:: Stated task ::
Each line of the data that includes the string "cookies" is to be copied out.

:: Material ::
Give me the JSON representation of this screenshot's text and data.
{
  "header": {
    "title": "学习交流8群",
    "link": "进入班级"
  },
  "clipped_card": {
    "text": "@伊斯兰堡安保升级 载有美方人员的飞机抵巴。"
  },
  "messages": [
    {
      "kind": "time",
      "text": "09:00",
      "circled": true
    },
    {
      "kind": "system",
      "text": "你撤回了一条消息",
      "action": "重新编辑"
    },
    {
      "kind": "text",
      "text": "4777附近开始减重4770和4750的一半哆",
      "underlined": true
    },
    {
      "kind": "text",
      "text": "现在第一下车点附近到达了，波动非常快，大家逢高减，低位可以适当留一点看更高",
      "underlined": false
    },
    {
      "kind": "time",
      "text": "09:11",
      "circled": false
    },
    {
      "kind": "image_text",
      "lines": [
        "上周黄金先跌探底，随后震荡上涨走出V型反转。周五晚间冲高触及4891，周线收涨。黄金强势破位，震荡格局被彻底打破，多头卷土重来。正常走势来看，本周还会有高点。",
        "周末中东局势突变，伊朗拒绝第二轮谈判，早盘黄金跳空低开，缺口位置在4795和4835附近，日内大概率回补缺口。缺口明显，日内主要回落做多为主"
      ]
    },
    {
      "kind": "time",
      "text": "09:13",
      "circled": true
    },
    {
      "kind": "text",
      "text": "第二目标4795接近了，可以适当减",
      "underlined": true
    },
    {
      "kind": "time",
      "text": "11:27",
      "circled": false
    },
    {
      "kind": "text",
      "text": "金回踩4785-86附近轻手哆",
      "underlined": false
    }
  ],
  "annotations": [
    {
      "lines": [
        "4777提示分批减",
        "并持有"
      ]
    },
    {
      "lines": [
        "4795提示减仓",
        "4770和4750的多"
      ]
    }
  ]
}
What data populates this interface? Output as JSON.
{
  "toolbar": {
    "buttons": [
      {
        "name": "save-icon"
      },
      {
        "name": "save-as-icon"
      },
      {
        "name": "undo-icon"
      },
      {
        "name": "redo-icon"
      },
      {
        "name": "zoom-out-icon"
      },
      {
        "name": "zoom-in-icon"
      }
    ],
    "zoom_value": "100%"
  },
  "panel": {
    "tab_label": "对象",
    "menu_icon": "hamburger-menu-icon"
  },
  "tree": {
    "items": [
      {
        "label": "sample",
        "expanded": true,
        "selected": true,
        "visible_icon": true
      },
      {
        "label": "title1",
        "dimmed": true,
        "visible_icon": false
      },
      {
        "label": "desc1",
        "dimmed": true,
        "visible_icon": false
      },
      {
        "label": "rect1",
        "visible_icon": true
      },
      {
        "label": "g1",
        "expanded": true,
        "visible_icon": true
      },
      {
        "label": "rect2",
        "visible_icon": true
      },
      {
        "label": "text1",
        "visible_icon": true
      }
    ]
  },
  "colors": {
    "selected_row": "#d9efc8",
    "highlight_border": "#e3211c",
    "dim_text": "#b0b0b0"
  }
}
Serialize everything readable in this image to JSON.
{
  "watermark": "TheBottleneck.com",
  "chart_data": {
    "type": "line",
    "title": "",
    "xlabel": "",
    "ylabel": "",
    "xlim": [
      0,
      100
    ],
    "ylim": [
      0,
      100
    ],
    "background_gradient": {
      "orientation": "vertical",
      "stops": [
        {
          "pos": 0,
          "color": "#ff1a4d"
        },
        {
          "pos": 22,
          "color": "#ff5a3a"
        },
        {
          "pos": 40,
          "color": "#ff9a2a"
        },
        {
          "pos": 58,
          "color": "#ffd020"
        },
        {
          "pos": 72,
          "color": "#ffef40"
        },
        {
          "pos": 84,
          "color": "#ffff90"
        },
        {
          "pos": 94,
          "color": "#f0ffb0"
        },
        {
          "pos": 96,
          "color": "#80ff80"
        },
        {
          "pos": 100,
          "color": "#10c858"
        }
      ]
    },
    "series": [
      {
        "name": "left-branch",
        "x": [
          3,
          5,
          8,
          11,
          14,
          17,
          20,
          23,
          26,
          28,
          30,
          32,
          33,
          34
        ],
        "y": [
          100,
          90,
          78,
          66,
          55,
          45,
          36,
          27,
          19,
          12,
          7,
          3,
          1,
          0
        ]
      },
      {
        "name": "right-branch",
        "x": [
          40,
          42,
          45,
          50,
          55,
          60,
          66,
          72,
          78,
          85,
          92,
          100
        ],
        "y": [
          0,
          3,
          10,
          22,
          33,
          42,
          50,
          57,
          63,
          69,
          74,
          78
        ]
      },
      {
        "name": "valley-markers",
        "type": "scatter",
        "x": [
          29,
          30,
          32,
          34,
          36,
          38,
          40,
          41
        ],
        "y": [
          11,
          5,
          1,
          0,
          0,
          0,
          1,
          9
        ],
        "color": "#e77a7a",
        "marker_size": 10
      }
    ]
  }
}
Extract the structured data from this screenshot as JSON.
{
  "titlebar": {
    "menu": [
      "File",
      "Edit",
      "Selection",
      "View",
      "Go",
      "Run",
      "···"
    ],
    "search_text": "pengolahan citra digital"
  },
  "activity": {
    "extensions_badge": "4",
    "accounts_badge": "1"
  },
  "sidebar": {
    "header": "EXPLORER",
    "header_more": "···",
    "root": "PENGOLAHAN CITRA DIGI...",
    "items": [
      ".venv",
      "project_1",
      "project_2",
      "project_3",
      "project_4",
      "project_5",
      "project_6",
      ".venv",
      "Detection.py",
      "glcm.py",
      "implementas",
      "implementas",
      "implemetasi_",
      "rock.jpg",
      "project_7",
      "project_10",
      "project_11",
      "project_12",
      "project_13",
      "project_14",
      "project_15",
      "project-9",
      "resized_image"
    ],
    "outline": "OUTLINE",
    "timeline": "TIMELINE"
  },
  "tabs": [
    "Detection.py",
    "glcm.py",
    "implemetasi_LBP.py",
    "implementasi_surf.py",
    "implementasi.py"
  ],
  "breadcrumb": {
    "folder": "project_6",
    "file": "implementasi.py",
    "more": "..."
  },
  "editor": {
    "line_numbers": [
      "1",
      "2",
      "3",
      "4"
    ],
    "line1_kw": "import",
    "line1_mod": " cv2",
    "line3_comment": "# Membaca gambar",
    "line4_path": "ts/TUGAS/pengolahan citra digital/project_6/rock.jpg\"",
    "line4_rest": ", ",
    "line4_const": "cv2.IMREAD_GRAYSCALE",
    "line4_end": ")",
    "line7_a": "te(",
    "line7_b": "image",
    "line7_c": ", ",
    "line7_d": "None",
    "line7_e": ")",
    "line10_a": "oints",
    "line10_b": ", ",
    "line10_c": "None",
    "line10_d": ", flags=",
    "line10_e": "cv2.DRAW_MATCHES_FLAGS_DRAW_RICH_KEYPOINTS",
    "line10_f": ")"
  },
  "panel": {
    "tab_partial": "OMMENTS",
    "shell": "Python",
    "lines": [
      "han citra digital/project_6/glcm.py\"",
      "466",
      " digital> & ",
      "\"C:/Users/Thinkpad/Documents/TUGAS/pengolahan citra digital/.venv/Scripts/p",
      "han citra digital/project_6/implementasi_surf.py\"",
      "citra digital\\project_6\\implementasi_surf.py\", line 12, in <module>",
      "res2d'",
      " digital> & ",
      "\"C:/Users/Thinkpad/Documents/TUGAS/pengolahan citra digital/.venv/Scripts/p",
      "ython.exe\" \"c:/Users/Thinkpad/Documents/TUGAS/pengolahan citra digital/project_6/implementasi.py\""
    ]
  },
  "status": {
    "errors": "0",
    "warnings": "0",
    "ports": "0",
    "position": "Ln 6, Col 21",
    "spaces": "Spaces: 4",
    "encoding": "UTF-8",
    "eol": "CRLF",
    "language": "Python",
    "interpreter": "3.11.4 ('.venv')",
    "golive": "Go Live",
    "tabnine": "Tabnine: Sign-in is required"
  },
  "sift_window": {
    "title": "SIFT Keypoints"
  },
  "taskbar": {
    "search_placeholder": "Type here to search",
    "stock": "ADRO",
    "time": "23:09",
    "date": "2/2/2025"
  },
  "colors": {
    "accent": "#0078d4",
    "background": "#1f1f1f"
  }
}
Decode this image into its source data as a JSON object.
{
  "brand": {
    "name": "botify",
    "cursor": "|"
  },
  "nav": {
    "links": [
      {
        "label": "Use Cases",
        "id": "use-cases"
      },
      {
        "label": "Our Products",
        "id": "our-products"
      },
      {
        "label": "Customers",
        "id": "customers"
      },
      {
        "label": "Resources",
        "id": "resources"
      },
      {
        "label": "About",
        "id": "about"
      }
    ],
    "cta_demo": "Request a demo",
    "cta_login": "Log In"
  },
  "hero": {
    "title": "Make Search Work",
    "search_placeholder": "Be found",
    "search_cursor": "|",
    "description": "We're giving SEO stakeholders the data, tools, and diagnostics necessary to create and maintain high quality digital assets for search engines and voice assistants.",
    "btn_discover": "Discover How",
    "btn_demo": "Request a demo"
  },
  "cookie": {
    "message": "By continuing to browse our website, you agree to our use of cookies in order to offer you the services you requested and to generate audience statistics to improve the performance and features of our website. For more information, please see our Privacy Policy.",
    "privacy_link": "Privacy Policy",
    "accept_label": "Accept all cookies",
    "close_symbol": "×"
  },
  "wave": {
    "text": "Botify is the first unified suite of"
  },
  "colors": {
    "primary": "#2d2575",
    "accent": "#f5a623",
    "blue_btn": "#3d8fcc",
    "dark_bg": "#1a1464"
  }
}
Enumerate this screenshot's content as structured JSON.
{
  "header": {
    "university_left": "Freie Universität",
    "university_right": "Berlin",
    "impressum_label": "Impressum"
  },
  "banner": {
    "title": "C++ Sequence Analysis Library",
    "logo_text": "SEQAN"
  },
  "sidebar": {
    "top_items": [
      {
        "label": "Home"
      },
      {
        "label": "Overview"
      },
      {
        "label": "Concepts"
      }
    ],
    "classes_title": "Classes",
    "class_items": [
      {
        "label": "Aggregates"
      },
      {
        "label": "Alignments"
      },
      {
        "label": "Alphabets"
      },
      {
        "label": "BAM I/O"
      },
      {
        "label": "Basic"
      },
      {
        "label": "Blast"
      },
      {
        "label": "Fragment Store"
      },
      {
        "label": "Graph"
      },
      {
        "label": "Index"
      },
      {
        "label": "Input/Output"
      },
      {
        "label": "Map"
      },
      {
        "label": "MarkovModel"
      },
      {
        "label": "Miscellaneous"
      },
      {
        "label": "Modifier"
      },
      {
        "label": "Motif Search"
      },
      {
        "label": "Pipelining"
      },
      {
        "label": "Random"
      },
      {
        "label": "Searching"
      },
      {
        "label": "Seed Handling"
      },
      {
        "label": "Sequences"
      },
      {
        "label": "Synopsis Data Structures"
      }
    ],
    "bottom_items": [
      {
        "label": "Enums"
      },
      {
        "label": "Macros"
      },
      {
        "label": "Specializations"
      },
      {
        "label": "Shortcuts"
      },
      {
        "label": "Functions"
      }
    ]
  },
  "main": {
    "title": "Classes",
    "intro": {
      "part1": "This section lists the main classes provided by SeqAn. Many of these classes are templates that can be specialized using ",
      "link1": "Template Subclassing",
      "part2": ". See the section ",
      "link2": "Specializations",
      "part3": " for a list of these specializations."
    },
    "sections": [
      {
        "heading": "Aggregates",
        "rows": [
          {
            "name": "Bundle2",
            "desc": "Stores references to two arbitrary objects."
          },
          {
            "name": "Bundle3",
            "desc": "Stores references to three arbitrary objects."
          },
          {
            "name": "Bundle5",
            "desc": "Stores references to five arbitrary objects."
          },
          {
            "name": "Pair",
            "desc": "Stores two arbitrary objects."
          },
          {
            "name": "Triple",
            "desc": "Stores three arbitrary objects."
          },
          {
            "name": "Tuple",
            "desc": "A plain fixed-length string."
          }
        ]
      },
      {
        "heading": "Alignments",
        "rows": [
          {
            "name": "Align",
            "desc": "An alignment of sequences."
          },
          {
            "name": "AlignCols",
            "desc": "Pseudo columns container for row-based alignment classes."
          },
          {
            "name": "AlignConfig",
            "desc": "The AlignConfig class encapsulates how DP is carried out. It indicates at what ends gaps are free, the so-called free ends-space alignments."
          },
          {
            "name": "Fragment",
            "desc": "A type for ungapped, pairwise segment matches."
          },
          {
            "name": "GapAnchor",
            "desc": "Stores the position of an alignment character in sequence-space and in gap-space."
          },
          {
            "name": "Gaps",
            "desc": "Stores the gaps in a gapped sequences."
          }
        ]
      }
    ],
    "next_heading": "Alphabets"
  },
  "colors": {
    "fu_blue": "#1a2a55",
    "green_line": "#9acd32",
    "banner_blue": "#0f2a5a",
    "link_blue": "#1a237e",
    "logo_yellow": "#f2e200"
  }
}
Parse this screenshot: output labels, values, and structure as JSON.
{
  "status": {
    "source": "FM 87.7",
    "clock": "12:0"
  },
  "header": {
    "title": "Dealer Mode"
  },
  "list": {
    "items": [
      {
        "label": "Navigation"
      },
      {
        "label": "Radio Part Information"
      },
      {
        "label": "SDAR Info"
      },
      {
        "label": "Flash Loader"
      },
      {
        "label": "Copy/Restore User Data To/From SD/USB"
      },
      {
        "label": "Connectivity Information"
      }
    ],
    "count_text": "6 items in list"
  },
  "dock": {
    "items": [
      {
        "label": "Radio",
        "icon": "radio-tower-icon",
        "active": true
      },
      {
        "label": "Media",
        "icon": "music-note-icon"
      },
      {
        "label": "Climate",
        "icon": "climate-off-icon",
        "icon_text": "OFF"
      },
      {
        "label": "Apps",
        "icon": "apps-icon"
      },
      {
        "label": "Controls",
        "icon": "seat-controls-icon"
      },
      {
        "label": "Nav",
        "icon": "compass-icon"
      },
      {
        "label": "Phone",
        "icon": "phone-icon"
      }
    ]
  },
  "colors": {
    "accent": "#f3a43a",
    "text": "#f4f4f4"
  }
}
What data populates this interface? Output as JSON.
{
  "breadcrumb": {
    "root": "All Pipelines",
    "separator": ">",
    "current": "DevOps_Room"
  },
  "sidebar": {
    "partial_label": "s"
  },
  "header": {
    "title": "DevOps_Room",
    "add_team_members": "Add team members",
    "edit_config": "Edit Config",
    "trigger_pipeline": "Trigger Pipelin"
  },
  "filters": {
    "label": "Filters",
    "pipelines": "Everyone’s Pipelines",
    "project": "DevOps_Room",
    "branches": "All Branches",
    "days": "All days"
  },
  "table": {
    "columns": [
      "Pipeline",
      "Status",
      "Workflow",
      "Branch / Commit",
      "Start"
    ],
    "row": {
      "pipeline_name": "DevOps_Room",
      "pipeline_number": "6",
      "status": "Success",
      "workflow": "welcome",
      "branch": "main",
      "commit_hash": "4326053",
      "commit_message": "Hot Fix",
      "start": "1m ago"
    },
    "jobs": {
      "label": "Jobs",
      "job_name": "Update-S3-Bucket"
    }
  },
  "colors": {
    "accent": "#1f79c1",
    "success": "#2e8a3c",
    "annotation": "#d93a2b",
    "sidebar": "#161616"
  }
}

:: In response ::
    "message": "By continuing to browse our website, you agree to our use of cookies in order to offer you the services you requested and to generate audience statistics to improve the performance and features of our website. For more information, please see our Privacy Policy.",
    "accept_label": "Accept all cookies",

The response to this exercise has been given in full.